* What is required:
Each line containing the word "opening" needs to be copied.

* Records for the task:
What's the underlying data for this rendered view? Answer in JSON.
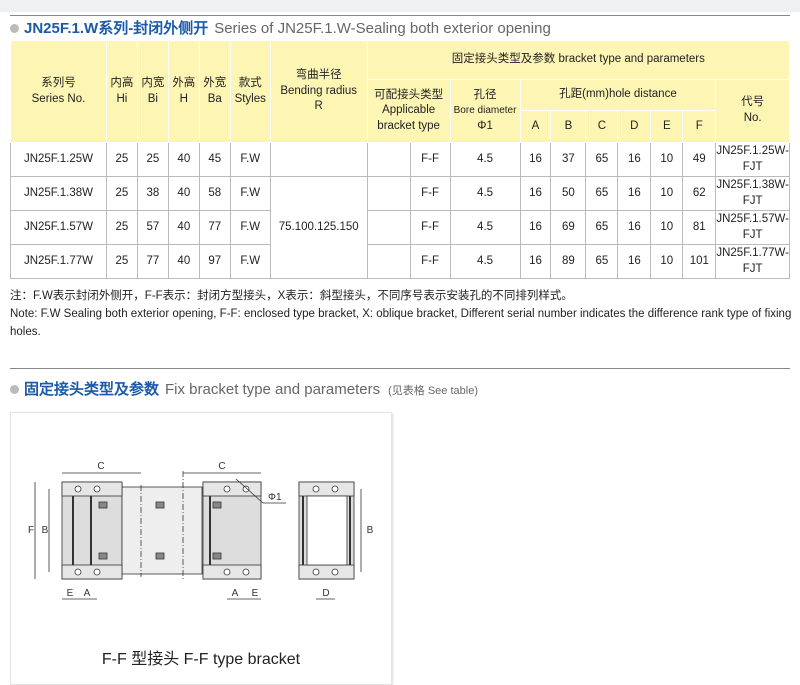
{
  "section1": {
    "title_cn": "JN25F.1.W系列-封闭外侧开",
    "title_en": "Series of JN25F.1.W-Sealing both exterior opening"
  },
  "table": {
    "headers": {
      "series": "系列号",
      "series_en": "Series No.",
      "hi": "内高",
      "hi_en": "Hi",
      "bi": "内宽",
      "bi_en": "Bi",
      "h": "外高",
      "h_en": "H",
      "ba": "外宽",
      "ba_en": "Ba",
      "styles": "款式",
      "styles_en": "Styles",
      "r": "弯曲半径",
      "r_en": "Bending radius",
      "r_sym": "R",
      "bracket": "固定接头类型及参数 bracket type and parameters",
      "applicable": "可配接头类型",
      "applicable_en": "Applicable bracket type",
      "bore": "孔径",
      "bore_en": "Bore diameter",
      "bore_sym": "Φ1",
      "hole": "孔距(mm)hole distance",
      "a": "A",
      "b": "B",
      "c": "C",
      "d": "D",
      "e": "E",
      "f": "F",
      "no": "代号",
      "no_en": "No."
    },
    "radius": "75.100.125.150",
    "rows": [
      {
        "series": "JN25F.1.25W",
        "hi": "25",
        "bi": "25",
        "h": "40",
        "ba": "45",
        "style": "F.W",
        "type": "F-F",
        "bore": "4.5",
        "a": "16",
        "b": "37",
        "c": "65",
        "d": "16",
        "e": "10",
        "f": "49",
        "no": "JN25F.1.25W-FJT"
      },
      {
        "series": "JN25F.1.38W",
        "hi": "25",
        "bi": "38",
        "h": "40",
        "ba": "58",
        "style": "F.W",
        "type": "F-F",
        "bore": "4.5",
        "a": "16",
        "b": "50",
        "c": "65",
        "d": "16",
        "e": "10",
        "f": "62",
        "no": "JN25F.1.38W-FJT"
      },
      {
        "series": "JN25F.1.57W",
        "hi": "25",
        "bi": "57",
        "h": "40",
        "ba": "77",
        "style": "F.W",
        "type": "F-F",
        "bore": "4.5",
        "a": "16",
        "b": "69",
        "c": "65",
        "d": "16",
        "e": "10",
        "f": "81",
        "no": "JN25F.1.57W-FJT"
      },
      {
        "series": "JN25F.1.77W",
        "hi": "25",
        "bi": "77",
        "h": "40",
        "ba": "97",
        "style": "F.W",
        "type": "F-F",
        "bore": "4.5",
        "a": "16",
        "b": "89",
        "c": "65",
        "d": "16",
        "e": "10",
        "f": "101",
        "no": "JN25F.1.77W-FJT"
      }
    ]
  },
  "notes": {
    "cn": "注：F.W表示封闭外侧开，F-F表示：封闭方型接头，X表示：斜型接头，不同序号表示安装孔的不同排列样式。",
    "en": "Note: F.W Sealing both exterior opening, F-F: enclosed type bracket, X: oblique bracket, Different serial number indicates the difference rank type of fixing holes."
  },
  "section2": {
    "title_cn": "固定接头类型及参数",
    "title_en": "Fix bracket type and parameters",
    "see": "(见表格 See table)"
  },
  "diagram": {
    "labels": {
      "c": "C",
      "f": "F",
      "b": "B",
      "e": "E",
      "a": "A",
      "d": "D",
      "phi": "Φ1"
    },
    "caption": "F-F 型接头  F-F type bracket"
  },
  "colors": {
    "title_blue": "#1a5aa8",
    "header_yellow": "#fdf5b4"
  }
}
...
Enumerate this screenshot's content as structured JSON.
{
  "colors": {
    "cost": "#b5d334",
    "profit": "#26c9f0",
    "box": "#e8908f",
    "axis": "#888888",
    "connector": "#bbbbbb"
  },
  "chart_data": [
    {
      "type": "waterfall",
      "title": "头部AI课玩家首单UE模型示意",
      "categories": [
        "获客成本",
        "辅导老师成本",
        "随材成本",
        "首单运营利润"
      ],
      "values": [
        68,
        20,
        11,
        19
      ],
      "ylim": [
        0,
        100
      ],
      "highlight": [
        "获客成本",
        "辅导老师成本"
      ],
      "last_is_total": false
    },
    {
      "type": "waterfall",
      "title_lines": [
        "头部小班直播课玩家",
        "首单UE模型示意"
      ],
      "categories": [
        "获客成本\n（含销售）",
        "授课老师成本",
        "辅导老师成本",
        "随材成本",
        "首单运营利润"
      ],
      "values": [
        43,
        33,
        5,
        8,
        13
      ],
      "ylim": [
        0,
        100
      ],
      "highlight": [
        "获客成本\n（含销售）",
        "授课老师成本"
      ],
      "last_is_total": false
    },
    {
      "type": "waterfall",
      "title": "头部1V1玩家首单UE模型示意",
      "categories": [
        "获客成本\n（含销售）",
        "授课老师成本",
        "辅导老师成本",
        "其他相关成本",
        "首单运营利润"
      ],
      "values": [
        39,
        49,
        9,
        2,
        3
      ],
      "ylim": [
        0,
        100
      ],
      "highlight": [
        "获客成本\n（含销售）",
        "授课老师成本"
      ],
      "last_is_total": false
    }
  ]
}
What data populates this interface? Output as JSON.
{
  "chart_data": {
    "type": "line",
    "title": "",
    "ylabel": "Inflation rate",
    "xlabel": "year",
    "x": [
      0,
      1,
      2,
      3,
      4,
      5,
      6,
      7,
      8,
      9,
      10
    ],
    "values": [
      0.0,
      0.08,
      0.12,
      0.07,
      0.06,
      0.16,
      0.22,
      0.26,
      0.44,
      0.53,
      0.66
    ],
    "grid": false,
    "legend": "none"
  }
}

* Answer:
    "title_en": "Series of JN25F.1.W-Sealing both exterior opening"
    "en": "Note: F.W Sealing both exterior opening, F-F: enclosed type bracket, X: oblique bracket, Different serial number indicates the difference rank type of fixing holes."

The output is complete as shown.